Work to complete — Write out the listing below in full and exactly, leaving out every picture.

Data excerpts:
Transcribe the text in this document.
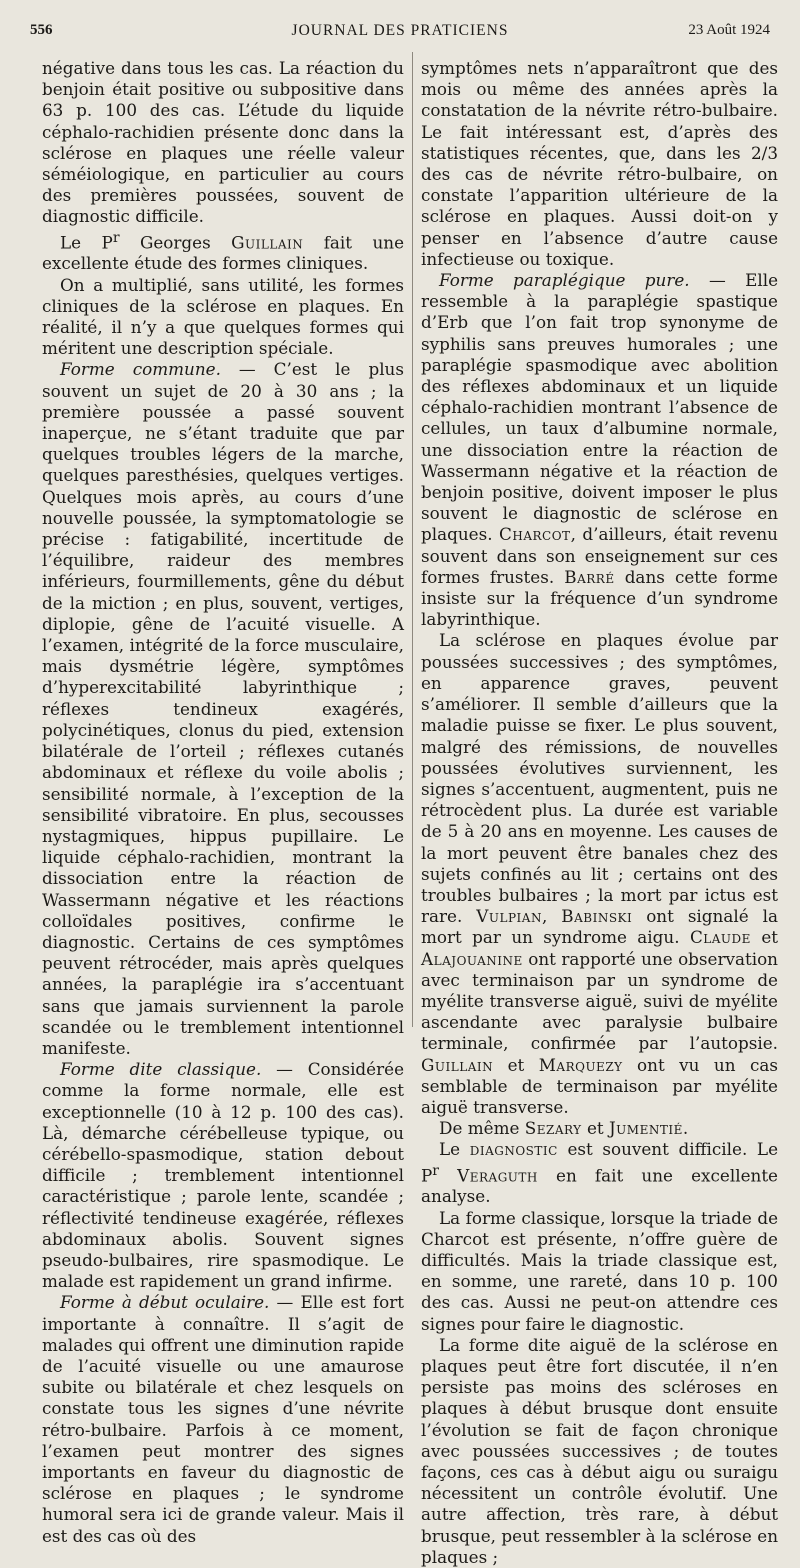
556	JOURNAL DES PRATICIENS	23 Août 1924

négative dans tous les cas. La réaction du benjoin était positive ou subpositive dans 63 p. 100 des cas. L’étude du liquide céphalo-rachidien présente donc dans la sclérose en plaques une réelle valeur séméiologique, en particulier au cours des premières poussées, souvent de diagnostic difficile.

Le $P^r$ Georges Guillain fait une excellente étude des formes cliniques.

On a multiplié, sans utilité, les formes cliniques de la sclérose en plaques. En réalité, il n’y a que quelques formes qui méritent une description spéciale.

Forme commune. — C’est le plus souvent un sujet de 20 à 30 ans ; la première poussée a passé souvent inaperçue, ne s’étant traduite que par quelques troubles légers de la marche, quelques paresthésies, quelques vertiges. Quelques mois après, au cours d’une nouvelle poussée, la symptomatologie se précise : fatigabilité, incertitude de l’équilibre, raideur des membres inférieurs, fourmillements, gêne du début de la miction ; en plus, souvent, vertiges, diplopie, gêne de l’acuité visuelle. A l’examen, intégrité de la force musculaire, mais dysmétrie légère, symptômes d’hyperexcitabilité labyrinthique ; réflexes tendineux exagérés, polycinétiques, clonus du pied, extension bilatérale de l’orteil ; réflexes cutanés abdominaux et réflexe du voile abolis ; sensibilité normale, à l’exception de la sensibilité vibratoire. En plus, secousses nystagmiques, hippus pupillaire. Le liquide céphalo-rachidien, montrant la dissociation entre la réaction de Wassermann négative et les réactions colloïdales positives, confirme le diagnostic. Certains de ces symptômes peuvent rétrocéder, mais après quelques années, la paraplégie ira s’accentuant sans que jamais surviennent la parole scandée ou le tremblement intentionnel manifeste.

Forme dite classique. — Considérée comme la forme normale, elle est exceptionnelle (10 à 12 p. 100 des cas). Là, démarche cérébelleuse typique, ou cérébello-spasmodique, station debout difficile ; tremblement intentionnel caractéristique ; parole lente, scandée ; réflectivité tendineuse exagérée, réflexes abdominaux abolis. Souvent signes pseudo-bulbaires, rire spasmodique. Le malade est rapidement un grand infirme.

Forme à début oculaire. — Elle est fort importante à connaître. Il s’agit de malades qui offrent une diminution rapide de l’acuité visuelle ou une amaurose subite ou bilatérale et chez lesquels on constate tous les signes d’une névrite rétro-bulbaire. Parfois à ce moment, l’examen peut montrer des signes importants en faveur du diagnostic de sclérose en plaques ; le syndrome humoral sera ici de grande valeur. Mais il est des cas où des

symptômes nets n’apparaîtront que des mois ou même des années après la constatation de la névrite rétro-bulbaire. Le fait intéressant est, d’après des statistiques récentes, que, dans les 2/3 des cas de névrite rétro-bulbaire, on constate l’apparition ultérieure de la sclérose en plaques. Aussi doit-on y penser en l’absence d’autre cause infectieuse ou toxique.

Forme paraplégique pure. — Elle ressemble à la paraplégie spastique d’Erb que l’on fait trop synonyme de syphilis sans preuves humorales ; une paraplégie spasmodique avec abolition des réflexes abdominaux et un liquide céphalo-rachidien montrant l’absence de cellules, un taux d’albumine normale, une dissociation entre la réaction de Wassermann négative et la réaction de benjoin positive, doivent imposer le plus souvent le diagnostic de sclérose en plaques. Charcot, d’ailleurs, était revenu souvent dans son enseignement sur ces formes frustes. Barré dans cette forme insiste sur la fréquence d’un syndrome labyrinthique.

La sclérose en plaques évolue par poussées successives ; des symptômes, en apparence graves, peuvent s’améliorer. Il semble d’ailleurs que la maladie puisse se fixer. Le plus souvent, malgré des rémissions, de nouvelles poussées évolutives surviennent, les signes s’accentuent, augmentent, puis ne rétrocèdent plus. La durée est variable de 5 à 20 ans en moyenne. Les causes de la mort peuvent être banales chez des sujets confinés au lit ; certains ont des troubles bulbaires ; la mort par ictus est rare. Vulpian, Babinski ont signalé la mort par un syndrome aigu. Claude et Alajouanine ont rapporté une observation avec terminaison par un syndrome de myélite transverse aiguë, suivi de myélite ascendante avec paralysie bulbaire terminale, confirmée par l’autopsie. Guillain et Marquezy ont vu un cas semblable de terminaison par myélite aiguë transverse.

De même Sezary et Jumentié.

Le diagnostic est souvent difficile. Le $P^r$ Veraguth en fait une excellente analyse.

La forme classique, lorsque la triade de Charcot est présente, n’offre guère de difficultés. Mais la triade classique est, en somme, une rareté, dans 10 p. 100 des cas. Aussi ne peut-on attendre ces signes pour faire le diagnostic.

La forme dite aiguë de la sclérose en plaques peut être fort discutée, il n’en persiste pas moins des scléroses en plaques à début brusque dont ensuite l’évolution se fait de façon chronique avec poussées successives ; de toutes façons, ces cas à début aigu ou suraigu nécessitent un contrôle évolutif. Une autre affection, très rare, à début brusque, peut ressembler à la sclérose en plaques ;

Correct answer —
Transcribe the text in this document.
556	JOURNAL DES PRATICIENS	23 Août 1924

négative dans tous les cas. La réaction du benjoin était positive ou subpositive dans 63 p. 100 des cas. L’étude du liquide céphalo-rachidien présente donc dans la sclérose en plaques une réelle valeur séméiologique, en particulier au cours des premières poussées, souvent de diagnostic difficile.

Le $P^r$ Georges Guillain fait une excellente étude des formes cliniques.

On a multiplié, sans utilité, les formes cliniques de la sclérose en plaques. En réalité, il n’y a que quelques formes qui méritent une description spéciale.

Forme commune. — C’est le plus souvent un sujet de 20 à 30 ans ; la première poussée a passé souvent inaperçue, ne s’étant traduite que par quelques troubles légers de la marche, quelques paresthésies, quelques vertiges. Quelques mois après, au cours d’une nouvelle poussée, la symptomatologie se précise : fatigabilité, incertitude de l’équilibre, raideur des membres inférieurs, fourmillements, gêne du début de la miction ; en plus, souvent, vertiges, diplopie, gêne de l’acuité visuelle. A l’examen, intégrité de la force musculaire, mais dysmétrie légère, symptômes d’hyperexcitabilité labyrinthique ; réflexes tendineux exagérés, polycinétiques, clonus du pied, extension bilatérale de l’orteil ; réflexes cutanés abdominaux et réflexe du voile abolis ; sensibilité normale, à l’exception de la sensibilité vibratoire. En plus, secousses nystagmiques, hippus pupillaire. Le liquide céphalo-rachidien, montrant la dissociation entre la réaction de Wassermann négative et les réactions colloïdales positives, confirme le diagnostic. Certains de ces symptômes peuvent rétrocéder, mais après quelques années, la paraplégie ira s’accentuant sans que jamais surviennent la parole scandée ou le tremblement intentionnel manifeste.

Forme dite classique. — Considérée comme la forme normale, elle est exceptionnelle (10 à 12 p. 100 des cas). Là, démarche cérébelleuse typique, ou cérébello-spasmodique, station debout difficile ; tremblement intentionnel caractéristique ; parole lente, scandée ; réflectivité tendineuse exagérée, réflexes abdominaux abolis. Souvent signes pseudo-bulbaires, rire spasmodique. Le malade est rapidement un grand infirme.

Forme à début oculaire. — Elle est fort importante à connaître. Il s’agit de malades qui offrent une diminution rapide de l’acuité visuelle ou une amaurose subite ou bilatérale et chez lesquels on constate tous les signes d’une névrite rétro-bulbaire. Parfois à ce moment, l’examen peut montrer des signes importants en faveur du diagnostic de sclérose en plaques ; le syndrome humoral sera ici de grande valeur. Mais il est des cas où des

symptômes nets n’apparaîtront que des mois ou même des années après la constatation de la névrite rétro-bulbaire. Le fait intéressant est, d’après des statistiques récentes, que, dans les 2/3 des cas de névrite rétro-bulbaire, on constate l’apparition ultérieure de la sclérose en plaques. Aussi doit-on y penser en l’absence d’autre cause infectieuse ou toxique.

Forme paraplégique pure. — Elle ressemble à la paraplégie spastique d’Erb que l’on fait trop synonyme de syphilis sans preuves humorales ; une paraplégie spasmodique avec abolition des réflexes abdominaux et un liquide céphalo-rachidien montrant l’absence de cellules, un taux d’albumine normale, une dissociation entre la réaction de Wassermann négative et la réaction de benjoin positive, doivent imposer le plus souvent le diagnostic de sclérose en plaques. Charcot, d’ailleurs, était revenu souvent dans son enseignement sur ces formes frustes. Barré dans cette forme insiste sur la fréquence d’un syndrome labyrinthique.

La sclérose en plaques évolue par poussées successives ; des symptômes, en apparence graves, peuvent s’améliorer. Il semble d’ailleurs que la maladie puisse se fixer. Le plus souvent, malgré des rémissions, de nouvelles poussées évolutives surviennent, les signes s’accentuent, augmentent, puis ne rétrocèdent plus. La durée est variable de 5 à 20 ans en moyenne. Les causes de la mort peuvent être banales chez des sujets confinés au lit ; certains ont des troubles bulbaires ; la mort par ictus est rare. Vulpian, Babinski ont signalé la mort par un syndrome aigu. Claude et Alajouanine ont rapporté une observation avec terminaison par un syndrome de myélite transverse aiguë, suivi de myélite ascendante avec paralysie bulbaire terminale, confirmée par l’autopsie. Guillain et Marquezy ont vu un cas semblable de terminaison par myélite aiguë transverse.

De même Sezary et Jumentié.

Le diagnostic est souvent difficile. Le $P^r$ Veraguth en fait une excellente analyse.

La forme classique, lorsque la triade de Charcot est présente, n’offre guère de difficultés. Mais la triade classique est, en somme, une rareté, dans 10 p. 100 des cas. Aussi ne peut-on attendre ces signes pour faire le diagnostic.

La forme dite aiguë de la sclérose en plaques peut être fort discutée, il n’en persiste pas moins des scléroses en plaques à début brusque dont ensuite l’évolution se fait de façon chronique avec poussées successives ; de toutes façons, ces cas à début aigu ou suraigu nécessitent un contrôle évolutif. Une autre affection, très rare, à début brusque, peut ressembler à la sclérose en plaques ;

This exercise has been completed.